Task details: Lift every line from the entries that includes the word "JSON".

####

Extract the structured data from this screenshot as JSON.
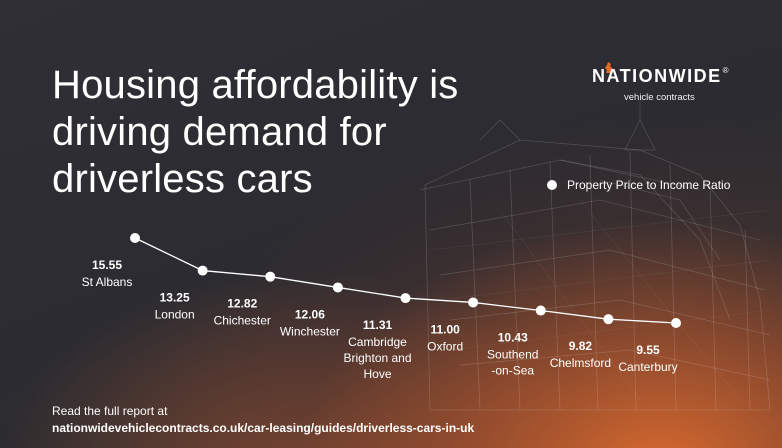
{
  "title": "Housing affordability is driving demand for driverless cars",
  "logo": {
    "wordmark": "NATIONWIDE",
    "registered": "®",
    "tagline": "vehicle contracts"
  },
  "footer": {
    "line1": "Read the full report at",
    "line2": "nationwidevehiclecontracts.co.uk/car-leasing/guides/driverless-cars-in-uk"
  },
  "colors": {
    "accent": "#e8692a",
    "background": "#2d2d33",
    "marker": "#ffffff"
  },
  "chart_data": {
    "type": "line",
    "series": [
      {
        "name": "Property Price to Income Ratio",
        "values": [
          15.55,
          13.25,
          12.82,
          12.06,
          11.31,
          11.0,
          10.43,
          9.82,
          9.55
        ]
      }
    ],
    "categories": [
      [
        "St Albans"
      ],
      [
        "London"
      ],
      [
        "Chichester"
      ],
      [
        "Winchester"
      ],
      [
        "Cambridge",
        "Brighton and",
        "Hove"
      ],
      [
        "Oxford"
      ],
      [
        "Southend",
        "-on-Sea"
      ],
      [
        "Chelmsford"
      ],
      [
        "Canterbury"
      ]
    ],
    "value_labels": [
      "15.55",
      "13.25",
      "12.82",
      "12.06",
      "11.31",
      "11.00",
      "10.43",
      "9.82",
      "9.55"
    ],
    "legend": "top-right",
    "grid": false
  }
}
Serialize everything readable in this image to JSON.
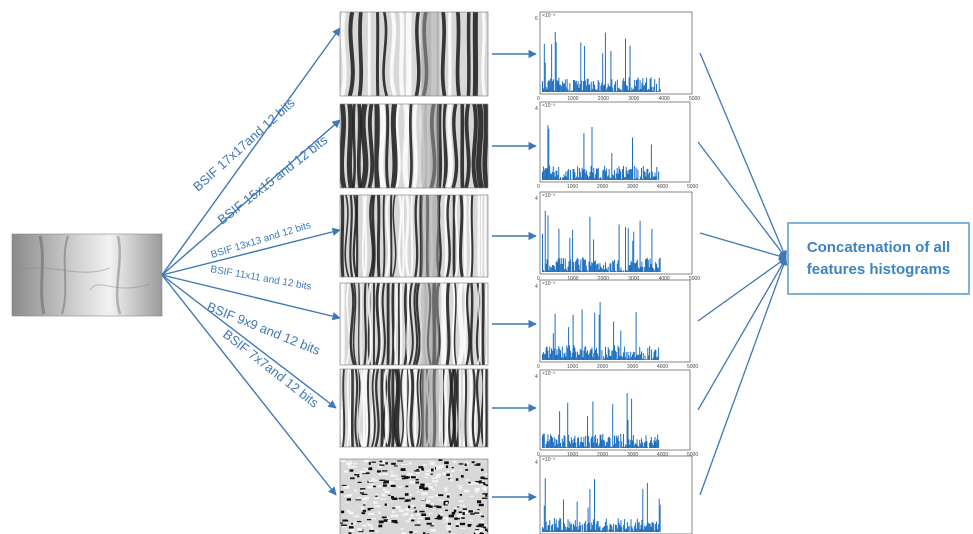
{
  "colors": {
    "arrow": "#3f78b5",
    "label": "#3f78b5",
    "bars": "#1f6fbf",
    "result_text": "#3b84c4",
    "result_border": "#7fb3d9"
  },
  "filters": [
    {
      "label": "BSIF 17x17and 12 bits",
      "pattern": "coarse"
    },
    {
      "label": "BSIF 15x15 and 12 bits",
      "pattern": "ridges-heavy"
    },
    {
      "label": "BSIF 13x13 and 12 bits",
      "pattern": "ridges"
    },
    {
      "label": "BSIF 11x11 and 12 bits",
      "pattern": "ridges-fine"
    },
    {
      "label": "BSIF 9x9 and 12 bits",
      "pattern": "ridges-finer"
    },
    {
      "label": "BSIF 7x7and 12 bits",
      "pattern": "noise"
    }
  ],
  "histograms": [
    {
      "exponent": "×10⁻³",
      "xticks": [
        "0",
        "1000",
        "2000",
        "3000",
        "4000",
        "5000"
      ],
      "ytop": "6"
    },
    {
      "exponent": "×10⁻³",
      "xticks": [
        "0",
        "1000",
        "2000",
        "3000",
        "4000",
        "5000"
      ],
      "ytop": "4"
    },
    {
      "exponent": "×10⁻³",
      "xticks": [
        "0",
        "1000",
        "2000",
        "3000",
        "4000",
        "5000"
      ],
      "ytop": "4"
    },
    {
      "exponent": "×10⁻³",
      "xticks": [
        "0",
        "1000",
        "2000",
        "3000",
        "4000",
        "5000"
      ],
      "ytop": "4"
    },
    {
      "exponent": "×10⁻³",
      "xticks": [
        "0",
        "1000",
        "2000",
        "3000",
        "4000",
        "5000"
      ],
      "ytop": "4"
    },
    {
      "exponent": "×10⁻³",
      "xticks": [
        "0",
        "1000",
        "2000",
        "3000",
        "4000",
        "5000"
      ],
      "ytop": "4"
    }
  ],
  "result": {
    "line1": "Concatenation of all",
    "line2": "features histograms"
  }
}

####

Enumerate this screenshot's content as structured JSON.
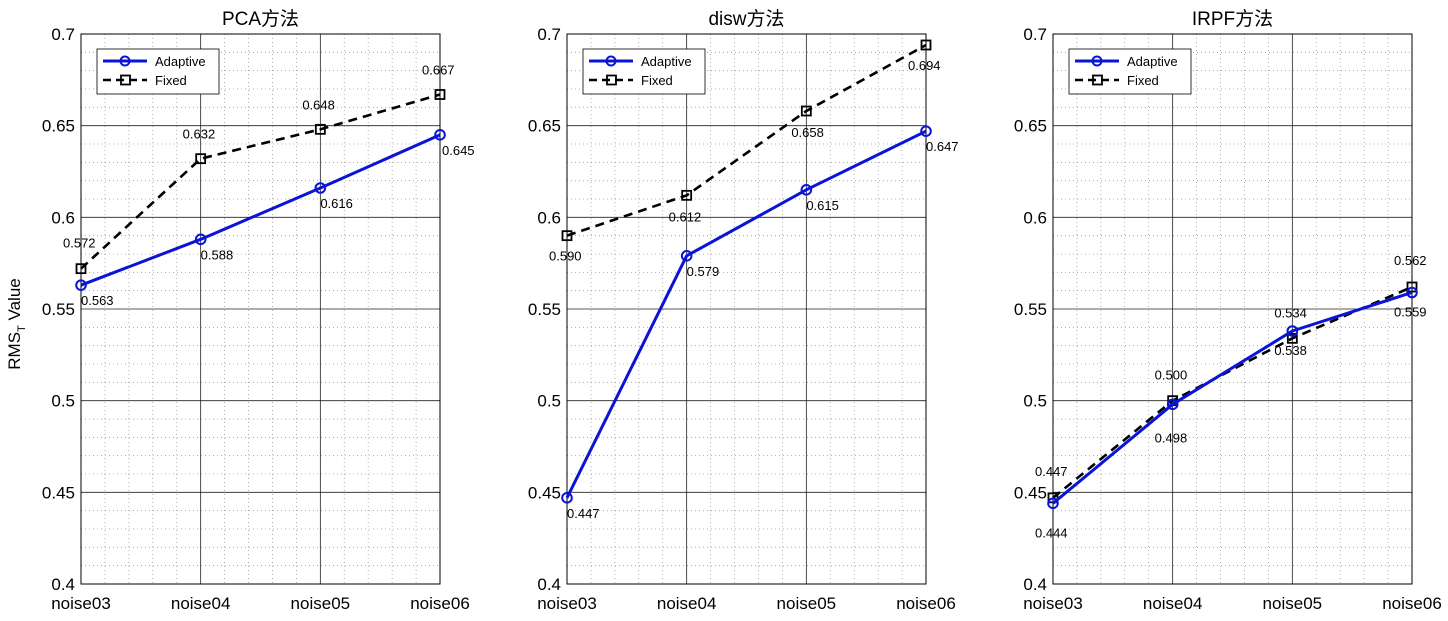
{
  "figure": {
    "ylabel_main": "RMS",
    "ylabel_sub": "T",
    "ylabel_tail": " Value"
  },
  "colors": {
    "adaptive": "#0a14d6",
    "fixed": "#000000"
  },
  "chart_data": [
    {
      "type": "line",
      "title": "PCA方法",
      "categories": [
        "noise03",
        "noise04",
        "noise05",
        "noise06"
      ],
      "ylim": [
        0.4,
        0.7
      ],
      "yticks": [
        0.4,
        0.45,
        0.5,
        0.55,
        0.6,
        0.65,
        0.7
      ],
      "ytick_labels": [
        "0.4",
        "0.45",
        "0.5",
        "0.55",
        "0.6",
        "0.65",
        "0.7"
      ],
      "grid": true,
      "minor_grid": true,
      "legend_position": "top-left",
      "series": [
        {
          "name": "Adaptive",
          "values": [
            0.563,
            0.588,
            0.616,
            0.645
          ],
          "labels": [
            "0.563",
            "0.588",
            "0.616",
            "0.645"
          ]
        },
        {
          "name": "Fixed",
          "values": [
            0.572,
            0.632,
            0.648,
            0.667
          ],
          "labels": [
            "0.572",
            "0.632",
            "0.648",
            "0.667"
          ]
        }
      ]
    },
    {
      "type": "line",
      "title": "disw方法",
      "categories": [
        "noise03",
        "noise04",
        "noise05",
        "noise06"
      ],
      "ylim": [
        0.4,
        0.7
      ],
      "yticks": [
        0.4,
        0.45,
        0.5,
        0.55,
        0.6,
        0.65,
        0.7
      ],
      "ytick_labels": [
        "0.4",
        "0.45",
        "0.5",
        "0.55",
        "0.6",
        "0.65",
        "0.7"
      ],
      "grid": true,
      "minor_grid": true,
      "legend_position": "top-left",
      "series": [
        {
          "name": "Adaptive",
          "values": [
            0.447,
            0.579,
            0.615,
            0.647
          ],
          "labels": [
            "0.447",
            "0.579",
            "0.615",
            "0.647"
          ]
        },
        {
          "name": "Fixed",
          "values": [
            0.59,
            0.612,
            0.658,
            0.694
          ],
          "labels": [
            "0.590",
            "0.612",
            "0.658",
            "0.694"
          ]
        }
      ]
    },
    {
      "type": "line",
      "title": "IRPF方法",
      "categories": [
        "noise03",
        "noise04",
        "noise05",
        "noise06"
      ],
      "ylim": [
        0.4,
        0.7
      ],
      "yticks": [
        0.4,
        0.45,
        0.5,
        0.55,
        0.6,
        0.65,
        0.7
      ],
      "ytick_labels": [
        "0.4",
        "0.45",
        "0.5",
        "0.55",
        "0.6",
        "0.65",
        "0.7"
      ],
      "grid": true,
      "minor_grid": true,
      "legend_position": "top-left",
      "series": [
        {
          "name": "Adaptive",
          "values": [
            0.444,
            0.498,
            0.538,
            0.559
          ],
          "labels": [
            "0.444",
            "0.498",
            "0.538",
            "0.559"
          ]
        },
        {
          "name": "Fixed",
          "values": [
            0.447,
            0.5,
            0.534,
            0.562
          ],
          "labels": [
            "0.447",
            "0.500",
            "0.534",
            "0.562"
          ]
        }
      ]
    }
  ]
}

####

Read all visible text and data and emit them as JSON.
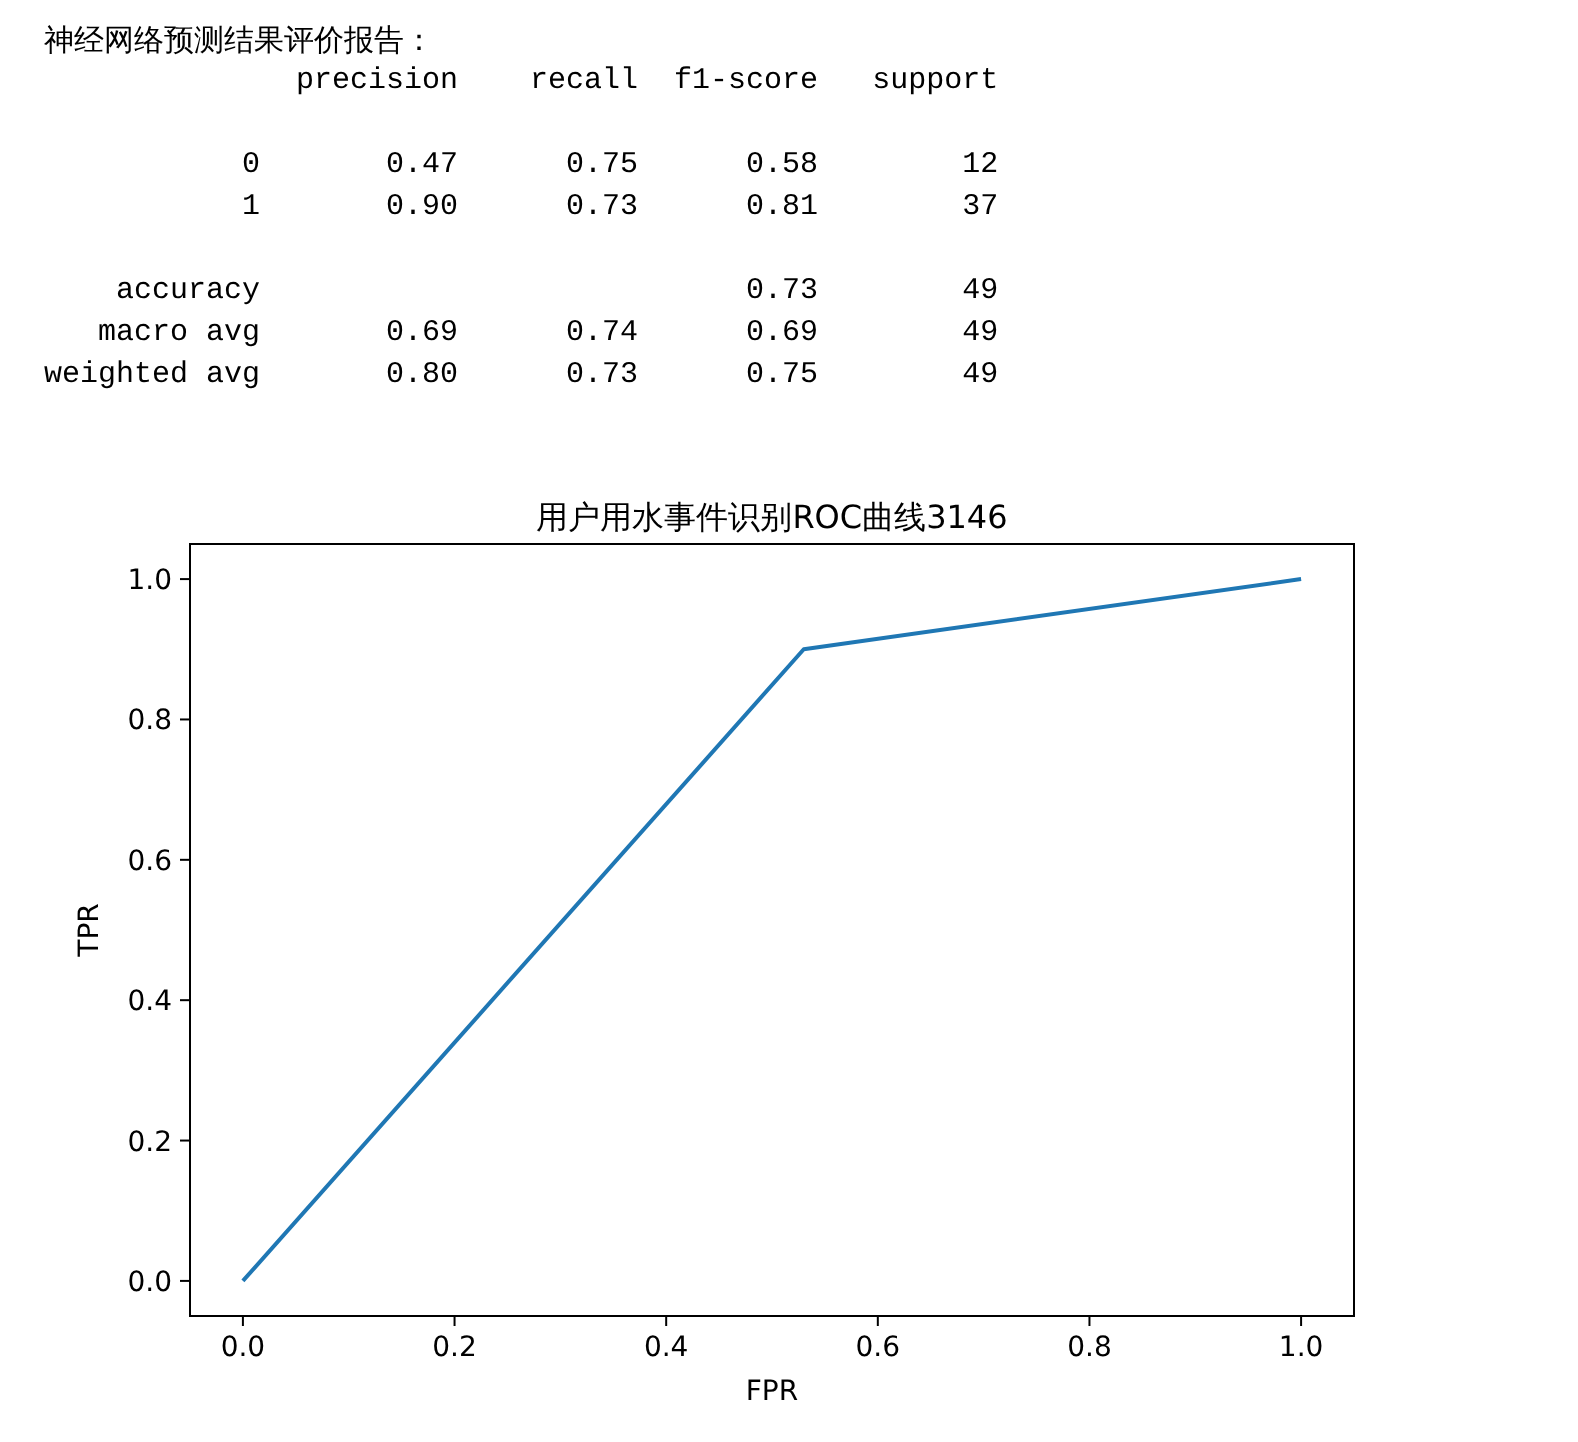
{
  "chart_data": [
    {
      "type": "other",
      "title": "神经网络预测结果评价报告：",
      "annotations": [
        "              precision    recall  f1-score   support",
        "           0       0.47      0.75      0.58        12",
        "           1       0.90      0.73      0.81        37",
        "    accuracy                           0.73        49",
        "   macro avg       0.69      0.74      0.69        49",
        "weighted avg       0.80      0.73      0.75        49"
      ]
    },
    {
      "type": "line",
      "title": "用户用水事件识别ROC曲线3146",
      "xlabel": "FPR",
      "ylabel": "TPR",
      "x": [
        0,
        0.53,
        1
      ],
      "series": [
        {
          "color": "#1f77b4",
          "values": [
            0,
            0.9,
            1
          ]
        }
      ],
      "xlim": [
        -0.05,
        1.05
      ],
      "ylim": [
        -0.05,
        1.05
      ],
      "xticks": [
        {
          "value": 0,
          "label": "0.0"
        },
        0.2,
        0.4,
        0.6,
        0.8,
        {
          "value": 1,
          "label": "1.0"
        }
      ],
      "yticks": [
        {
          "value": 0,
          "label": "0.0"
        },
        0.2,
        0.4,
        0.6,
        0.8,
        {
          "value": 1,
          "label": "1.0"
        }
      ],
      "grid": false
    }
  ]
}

####

Complete answer:
Extract the structured data from this screenshot as JSON.
Serialize everything readable in this image to JSON.
Enumerate this screenshot's content as structured JSON.
Read all visible text and data and emit them as JSON.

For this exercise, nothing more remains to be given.